SUPPLIED MATERIAL
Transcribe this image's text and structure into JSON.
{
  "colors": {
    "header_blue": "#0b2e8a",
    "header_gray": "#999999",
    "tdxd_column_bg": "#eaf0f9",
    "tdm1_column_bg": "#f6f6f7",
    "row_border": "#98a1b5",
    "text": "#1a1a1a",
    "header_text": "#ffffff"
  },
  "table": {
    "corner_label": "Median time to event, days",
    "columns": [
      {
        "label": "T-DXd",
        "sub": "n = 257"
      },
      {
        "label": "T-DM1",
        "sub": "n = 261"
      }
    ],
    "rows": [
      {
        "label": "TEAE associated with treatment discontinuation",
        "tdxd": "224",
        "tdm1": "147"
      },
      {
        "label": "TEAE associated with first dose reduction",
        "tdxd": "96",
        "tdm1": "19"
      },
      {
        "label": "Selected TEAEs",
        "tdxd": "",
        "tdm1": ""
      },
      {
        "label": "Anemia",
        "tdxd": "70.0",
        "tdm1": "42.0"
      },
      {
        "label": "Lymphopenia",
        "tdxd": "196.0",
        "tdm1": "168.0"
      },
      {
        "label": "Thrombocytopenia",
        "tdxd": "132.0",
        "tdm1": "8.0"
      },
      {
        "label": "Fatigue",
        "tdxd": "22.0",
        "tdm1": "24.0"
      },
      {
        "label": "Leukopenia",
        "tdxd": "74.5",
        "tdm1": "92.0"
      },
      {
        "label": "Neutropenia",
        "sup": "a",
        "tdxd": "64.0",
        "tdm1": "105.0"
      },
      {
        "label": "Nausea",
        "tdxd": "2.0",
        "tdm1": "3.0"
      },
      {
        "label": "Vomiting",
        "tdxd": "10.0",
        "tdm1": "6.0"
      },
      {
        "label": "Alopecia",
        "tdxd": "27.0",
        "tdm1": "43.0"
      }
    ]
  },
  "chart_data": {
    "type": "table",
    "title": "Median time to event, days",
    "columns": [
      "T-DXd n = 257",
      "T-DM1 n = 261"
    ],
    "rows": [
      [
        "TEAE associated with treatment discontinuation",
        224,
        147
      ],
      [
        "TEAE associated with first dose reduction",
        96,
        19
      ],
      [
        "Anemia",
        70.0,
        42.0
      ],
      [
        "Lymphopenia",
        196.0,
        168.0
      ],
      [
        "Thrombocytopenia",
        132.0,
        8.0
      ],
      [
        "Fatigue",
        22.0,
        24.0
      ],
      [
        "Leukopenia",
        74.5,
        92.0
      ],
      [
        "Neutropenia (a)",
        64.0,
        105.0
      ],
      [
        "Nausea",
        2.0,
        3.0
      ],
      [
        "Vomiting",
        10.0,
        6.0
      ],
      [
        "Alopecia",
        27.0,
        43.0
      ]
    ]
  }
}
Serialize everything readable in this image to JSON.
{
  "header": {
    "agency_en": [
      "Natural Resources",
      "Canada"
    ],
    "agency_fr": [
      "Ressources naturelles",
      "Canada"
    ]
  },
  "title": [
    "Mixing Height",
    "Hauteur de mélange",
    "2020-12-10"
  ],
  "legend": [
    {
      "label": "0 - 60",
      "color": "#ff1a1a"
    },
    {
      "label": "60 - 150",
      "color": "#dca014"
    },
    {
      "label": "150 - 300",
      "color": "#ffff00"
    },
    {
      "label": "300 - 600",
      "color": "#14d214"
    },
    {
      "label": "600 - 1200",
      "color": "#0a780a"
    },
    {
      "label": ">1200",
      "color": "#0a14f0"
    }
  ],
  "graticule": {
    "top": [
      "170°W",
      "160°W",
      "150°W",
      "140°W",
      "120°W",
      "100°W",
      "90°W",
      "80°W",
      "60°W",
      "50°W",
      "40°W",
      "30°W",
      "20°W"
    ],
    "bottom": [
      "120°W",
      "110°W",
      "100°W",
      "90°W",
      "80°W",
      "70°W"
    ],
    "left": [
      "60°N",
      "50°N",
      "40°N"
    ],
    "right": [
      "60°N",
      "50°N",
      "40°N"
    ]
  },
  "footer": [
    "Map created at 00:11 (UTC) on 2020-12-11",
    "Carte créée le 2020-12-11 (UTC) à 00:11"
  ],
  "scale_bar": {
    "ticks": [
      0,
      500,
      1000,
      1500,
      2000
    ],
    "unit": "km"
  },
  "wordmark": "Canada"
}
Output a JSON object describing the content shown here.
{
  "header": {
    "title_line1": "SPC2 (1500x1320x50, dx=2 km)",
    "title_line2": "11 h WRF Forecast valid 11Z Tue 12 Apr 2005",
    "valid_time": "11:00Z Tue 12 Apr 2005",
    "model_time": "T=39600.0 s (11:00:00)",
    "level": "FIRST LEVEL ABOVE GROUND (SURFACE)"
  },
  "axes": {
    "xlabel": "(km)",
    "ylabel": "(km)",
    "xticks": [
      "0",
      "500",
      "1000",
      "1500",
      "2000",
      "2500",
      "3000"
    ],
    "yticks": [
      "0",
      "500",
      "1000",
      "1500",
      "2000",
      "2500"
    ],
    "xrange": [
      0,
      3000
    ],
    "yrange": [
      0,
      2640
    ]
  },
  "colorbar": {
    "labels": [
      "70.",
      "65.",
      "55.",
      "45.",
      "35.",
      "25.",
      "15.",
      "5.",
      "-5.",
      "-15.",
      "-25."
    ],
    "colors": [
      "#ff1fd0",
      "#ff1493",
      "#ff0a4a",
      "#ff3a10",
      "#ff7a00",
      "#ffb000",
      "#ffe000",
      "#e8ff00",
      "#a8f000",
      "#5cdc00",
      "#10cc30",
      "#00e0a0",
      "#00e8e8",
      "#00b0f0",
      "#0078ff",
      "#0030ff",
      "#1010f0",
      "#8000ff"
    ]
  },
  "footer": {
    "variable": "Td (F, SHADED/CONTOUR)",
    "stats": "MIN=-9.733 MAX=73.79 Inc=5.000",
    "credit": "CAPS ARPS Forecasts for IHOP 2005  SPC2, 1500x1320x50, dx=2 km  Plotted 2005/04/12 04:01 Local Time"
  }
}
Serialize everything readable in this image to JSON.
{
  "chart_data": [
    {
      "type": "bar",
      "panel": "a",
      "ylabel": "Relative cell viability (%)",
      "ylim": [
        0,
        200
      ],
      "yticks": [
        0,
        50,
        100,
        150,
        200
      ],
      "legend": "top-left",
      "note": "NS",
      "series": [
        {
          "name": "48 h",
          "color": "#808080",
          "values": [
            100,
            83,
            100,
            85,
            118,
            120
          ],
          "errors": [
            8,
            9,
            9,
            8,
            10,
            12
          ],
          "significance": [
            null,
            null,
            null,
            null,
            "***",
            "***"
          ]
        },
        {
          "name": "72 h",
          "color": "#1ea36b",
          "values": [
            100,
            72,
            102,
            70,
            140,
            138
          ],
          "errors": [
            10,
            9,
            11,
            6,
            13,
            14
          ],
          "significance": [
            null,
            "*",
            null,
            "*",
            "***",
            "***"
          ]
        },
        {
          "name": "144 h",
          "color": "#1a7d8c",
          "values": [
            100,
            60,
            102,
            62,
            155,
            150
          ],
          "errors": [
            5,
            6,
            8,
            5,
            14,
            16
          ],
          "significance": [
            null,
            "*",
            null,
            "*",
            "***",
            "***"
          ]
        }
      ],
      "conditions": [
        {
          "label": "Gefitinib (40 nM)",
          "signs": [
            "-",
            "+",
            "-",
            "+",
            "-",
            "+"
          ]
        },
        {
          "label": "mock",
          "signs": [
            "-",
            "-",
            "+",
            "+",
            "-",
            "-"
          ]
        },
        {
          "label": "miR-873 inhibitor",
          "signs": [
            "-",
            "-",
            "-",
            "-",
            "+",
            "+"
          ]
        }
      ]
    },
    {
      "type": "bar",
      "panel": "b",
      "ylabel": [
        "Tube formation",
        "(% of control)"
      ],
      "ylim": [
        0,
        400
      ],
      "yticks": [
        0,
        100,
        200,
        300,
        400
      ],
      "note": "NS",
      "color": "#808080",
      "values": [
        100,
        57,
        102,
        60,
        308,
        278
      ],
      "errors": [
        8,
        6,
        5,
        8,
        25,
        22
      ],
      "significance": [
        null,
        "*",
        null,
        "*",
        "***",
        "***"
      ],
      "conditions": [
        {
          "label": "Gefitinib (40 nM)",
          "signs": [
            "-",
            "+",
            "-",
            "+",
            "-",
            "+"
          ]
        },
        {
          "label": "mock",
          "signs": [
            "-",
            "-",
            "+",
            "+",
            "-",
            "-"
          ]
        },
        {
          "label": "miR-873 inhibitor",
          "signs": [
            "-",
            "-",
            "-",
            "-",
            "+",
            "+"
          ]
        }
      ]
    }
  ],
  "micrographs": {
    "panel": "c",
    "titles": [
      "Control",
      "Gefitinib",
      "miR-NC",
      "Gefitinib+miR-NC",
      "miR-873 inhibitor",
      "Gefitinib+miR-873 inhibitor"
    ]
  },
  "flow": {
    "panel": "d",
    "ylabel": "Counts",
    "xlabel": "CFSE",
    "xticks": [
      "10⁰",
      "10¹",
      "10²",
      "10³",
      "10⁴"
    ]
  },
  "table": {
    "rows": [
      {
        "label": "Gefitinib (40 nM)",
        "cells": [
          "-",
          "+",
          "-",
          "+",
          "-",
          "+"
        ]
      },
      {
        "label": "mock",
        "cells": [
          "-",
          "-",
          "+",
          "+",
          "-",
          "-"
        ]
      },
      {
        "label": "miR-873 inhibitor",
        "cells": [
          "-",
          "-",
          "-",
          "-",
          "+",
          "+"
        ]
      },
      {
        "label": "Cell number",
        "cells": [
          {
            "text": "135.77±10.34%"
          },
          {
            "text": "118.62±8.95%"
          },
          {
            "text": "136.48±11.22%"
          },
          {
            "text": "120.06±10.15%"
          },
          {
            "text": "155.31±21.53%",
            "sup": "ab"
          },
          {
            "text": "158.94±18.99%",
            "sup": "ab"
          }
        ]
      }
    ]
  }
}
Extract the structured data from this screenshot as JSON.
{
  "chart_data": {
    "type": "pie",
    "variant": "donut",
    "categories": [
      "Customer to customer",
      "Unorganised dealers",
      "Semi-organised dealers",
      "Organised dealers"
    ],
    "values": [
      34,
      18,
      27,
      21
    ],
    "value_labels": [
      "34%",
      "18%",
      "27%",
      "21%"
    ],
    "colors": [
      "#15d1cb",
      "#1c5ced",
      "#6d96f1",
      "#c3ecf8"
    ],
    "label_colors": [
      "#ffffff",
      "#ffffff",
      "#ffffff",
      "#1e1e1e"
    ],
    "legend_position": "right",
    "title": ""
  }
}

WORK TO BE COMPLETED
Begin with the line that contains "Extract the structured" and set down each line exactly until the records above end, including the final line.

RESULT OF THIS EXERCISE
Extract the structured data from this screenshot as JSON.
{
  "chart_data": {
    "type": "pie",
    "variant": "donut",
    "categories": [
      "Customer to customer",
      "Unorganised dealers",
      "Semi-organised dealers",
      "Organised dealers"
    ],
    "values": [
      34,
      18,
      27,
      21
    ],
    "value_labels": [
      "34%",
      "18%",
      "27%",
      "21%"
    ],
    "colors": [
      "#15d1cb",
      "#1c5ced",
      "#6d96f1",
      "#c3ecf8"
    ],
    "label_colors": [
      "#ffffff",
      "#ffffff",
      "#ffffff",
      "#1e1e1e"
    ],
    "legend_position": "right",
    "title": ""
  }
}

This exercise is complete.